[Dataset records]
──────────
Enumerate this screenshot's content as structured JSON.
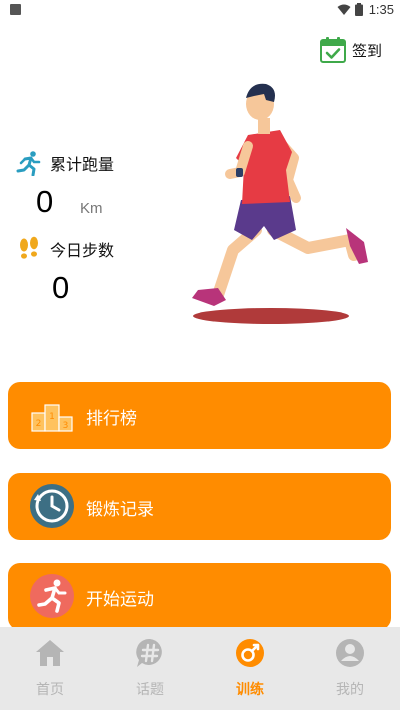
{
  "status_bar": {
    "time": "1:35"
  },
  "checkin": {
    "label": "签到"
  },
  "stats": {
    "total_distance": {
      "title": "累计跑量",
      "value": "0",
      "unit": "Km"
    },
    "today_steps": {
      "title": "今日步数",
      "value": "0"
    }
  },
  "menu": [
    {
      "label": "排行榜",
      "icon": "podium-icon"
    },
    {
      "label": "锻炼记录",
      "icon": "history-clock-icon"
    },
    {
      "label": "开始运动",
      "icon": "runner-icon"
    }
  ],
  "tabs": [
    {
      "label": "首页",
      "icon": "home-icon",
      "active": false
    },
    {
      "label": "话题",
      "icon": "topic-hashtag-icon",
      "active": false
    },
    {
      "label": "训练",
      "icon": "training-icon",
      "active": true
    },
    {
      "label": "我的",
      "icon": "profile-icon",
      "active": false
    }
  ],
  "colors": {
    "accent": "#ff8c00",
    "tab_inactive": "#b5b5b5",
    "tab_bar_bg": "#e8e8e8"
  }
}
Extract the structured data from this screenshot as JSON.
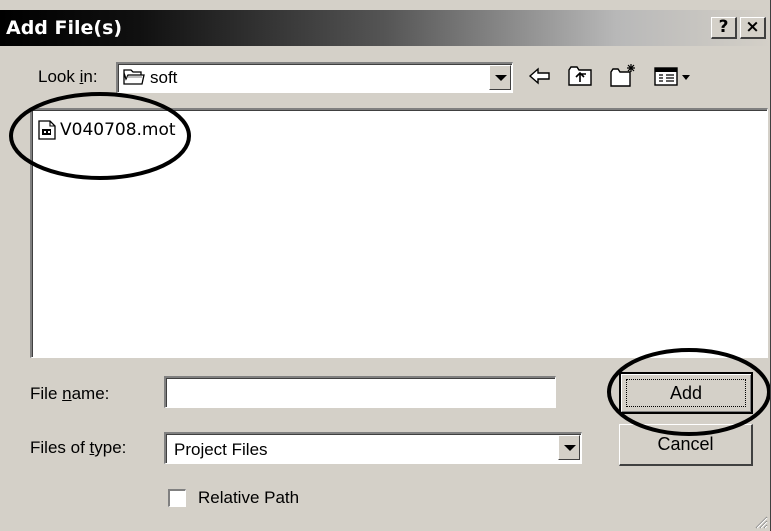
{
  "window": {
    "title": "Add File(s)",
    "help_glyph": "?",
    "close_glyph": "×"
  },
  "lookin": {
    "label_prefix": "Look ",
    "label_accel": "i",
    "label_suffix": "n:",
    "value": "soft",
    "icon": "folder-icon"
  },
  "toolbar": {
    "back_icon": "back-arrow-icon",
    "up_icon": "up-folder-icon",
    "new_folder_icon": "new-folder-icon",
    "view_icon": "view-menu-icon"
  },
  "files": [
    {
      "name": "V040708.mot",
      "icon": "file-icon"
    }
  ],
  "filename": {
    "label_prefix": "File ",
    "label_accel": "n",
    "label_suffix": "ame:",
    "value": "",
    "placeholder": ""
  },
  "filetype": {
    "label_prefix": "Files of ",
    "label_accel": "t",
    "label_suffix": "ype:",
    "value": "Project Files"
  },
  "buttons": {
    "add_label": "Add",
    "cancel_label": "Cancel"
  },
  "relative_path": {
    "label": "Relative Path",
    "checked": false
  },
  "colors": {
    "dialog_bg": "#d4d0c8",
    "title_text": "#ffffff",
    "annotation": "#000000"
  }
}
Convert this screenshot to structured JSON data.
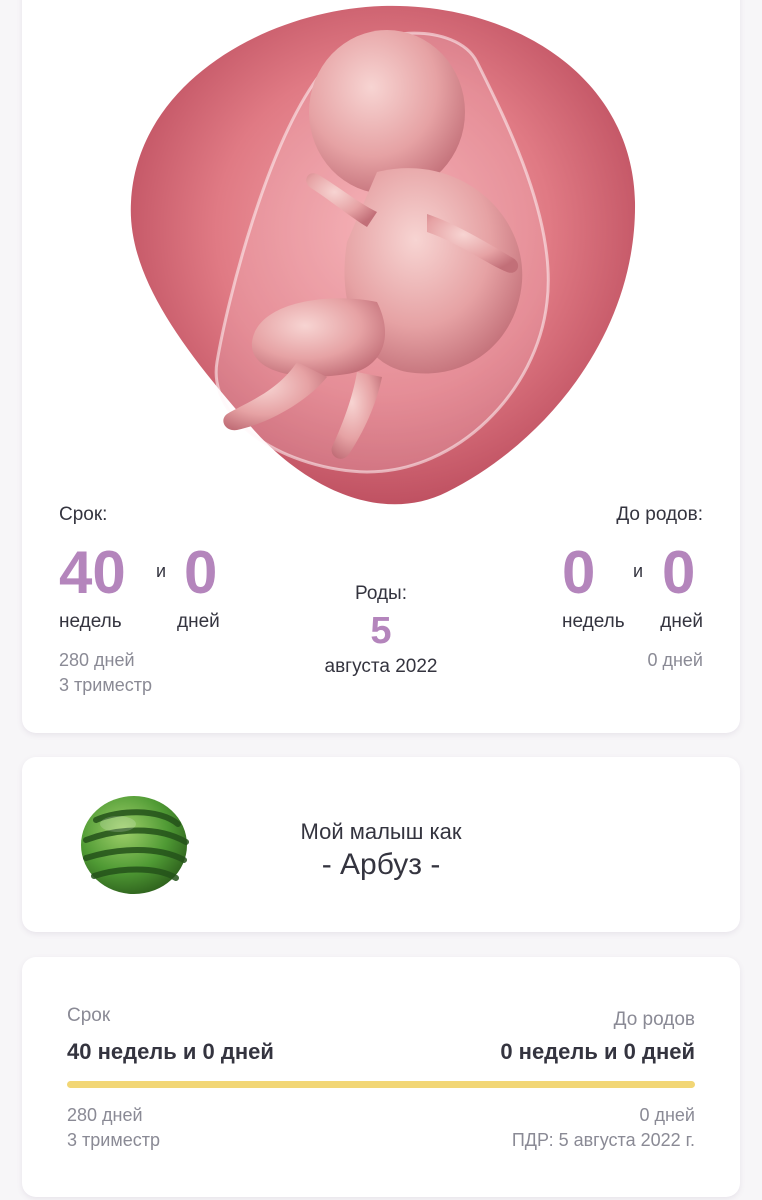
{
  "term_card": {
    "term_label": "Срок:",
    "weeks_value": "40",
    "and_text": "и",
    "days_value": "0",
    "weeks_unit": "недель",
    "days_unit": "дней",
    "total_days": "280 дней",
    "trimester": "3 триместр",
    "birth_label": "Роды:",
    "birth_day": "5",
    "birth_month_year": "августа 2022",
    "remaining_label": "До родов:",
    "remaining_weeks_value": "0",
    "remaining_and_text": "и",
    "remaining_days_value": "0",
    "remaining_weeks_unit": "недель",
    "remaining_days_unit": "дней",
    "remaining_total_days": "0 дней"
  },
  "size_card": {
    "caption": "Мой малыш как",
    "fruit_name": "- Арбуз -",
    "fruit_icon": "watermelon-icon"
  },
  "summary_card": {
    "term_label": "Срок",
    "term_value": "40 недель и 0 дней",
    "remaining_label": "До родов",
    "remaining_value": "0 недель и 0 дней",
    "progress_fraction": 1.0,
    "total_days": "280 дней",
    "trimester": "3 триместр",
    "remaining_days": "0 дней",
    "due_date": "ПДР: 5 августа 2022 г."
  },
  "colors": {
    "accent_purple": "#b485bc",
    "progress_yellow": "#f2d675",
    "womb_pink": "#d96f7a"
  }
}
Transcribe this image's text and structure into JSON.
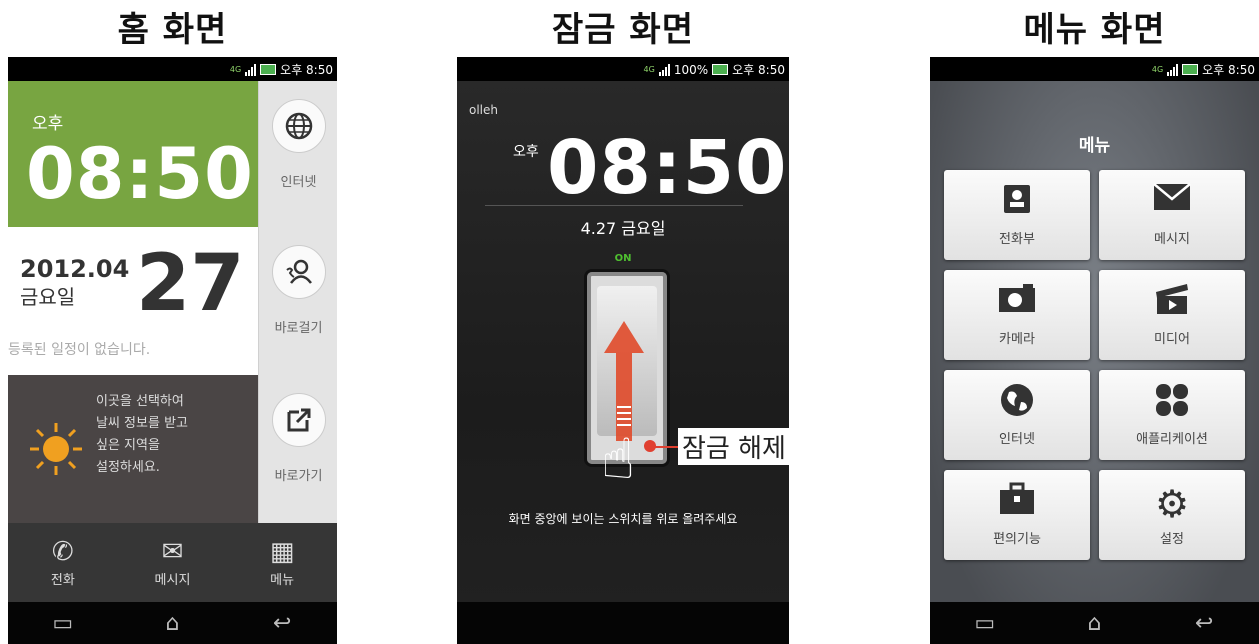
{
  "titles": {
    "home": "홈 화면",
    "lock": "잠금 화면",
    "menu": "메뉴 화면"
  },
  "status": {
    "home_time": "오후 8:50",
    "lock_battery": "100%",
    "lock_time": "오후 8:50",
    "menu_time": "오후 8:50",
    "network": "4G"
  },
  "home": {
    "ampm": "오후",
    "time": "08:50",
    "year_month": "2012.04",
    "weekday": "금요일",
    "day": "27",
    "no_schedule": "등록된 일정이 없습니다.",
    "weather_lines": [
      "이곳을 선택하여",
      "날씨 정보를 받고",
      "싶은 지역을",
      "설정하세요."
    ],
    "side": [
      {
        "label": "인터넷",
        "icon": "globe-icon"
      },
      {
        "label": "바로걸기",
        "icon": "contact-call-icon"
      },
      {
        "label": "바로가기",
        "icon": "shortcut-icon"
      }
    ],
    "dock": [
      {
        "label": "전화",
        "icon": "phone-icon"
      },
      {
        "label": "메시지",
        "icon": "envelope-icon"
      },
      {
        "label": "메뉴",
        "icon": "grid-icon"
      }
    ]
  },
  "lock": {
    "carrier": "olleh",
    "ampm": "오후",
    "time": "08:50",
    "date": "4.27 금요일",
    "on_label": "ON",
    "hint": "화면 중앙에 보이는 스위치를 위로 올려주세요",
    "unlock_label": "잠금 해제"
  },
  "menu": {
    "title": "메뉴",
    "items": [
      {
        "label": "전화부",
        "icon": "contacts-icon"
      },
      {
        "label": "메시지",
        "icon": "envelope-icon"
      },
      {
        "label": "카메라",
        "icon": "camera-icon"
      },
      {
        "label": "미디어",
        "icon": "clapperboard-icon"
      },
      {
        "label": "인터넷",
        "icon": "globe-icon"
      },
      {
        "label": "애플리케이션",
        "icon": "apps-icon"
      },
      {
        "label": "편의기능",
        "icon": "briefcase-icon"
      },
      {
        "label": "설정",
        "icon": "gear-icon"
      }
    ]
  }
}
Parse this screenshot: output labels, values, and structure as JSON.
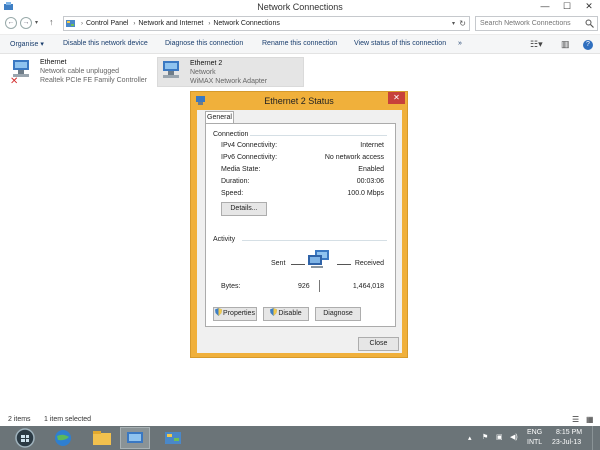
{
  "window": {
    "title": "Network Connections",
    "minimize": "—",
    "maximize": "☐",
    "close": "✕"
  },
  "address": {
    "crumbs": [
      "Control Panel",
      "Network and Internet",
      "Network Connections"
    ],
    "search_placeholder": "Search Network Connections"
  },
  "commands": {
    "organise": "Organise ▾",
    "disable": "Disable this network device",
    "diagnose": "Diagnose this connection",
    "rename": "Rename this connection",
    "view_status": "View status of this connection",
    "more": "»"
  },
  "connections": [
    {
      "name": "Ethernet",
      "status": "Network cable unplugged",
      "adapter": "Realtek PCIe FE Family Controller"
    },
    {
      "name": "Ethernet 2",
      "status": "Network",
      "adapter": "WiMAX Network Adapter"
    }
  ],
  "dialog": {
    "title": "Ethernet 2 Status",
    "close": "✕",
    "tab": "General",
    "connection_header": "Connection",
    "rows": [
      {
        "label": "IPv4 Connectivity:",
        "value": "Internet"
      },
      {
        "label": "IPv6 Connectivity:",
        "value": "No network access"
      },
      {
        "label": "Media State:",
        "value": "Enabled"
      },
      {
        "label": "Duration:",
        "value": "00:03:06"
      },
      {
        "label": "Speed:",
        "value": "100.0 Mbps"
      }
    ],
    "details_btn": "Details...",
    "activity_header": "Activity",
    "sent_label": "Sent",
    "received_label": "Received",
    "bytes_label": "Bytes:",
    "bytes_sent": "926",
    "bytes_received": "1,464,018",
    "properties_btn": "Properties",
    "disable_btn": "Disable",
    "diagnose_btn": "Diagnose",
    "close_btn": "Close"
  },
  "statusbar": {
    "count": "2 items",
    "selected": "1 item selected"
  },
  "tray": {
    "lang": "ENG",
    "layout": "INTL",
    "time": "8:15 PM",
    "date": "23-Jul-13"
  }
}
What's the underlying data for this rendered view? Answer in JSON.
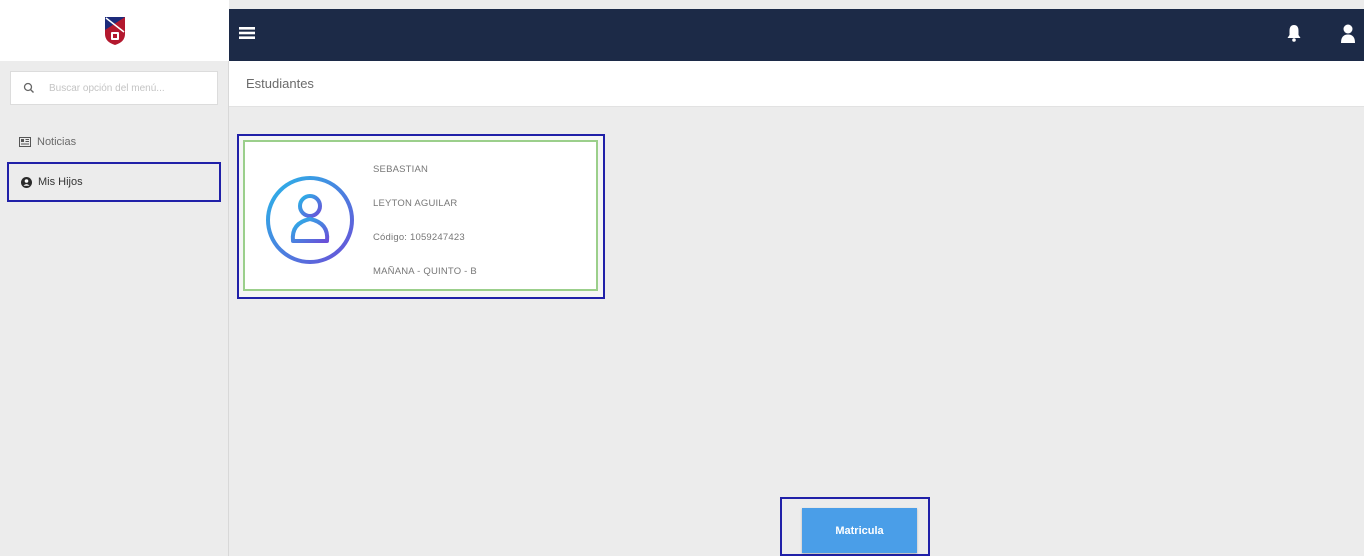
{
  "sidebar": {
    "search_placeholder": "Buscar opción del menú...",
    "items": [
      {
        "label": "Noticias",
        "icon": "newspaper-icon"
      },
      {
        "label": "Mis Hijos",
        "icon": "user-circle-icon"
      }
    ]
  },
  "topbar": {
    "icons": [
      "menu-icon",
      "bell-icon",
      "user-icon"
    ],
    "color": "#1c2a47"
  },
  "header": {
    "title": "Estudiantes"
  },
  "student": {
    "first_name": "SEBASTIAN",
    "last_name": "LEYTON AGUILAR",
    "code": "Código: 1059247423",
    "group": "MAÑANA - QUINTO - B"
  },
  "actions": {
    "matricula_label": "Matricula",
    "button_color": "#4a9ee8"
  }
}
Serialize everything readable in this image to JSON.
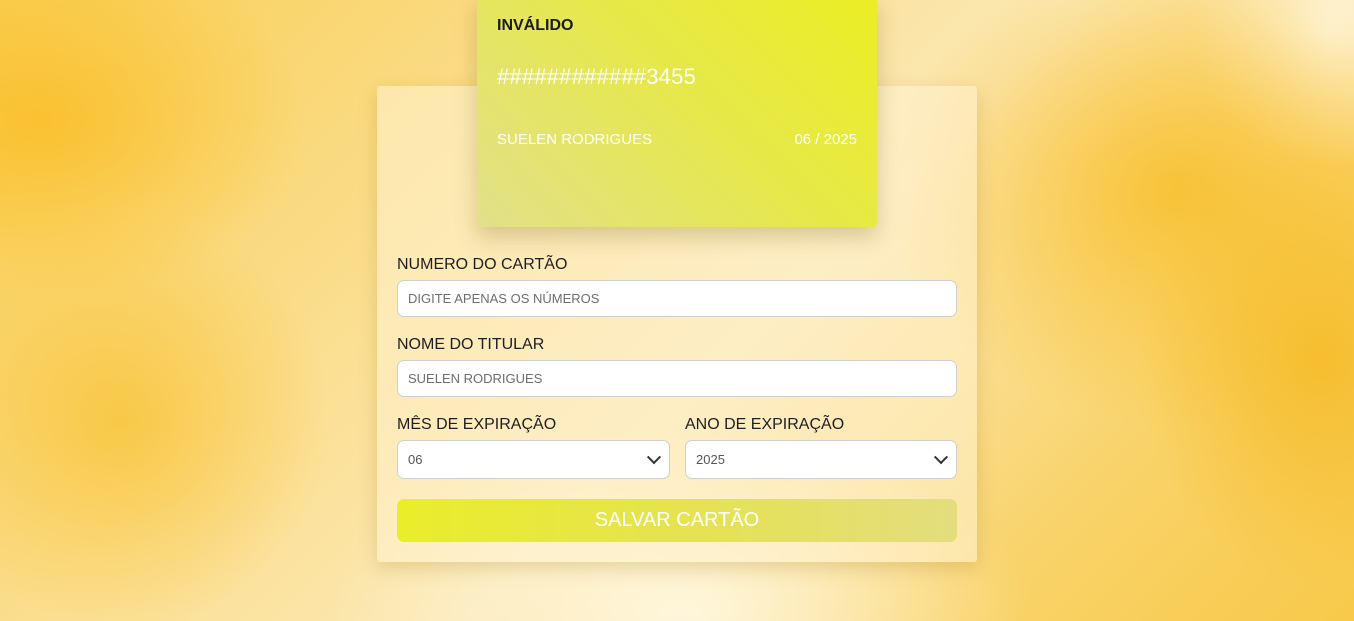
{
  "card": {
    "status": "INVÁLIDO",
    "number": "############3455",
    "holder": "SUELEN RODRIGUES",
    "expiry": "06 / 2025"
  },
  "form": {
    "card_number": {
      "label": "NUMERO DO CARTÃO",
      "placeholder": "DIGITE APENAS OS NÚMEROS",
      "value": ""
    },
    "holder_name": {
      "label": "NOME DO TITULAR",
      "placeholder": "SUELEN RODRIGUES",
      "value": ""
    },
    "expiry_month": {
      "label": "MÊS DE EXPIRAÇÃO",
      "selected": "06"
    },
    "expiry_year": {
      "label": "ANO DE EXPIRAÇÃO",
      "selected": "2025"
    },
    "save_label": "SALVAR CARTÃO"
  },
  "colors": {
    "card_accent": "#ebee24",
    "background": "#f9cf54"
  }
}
──────────
## Stated problem
Show every line from the listing above in which the string "дней" appears.

## Result for this exercise
    "days_unit": "дней",
    "total_days": "280 дней",
    "remaining_days_unit": "дней",
    "remaining_total_days": "0 дней"
    "term_value": "40 недель и 0 дней",
    "remaining_value": "0 недель и 0 дней",
    "total_days": "280 дней",
    "remaining_days": "0 дней",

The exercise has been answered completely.